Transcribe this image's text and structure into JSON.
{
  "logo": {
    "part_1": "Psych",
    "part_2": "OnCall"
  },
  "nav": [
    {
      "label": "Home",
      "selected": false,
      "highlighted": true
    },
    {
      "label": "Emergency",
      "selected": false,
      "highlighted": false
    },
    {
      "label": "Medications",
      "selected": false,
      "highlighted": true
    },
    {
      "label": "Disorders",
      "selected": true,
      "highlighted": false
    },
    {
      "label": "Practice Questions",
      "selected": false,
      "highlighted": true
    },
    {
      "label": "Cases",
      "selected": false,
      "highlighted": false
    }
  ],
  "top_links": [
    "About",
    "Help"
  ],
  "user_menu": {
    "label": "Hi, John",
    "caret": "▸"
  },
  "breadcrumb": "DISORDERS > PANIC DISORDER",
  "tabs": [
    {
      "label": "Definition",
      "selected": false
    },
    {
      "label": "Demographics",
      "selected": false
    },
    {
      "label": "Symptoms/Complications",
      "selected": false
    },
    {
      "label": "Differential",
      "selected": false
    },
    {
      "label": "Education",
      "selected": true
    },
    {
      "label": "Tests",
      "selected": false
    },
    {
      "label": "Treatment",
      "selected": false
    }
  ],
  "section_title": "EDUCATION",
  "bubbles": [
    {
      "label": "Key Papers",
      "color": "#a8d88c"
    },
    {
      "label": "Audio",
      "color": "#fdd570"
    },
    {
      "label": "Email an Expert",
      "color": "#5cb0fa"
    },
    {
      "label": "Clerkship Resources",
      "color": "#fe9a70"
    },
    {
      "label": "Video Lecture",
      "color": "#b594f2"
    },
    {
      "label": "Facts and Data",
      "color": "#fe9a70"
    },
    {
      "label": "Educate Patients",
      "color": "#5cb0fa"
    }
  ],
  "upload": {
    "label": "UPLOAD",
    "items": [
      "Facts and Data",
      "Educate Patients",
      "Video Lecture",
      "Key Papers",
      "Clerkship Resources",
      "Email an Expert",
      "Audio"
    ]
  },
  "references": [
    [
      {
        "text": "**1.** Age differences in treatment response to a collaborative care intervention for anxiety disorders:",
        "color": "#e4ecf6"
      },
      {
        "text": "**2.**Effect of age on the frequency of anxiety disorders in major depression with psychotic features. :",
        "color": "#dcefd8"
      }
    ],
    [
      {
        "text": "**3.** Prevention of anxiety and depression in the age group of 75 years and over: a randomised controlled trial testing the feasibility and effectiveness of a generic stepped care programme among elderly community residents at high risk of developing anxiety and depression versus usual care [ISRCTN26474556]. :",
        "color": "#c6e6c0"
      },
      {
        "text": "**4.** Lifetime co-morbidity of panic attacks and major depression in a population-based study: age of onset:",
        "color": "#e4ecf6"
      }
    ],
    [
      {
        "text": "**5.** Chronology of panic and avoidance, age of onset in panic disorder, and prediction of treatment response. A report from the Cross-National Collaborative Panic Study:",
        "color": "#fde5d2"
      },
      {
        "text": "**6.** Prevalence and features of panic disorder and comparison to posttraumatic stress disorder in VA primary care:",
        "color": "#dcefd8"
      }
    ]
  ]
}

= = = = =

▸ Exercise objective
Every line above in which the word "Expert" occurs is to be copied.

▸ Answer for this exercise
      "label": "Email an Expert",
      "Email an Expert",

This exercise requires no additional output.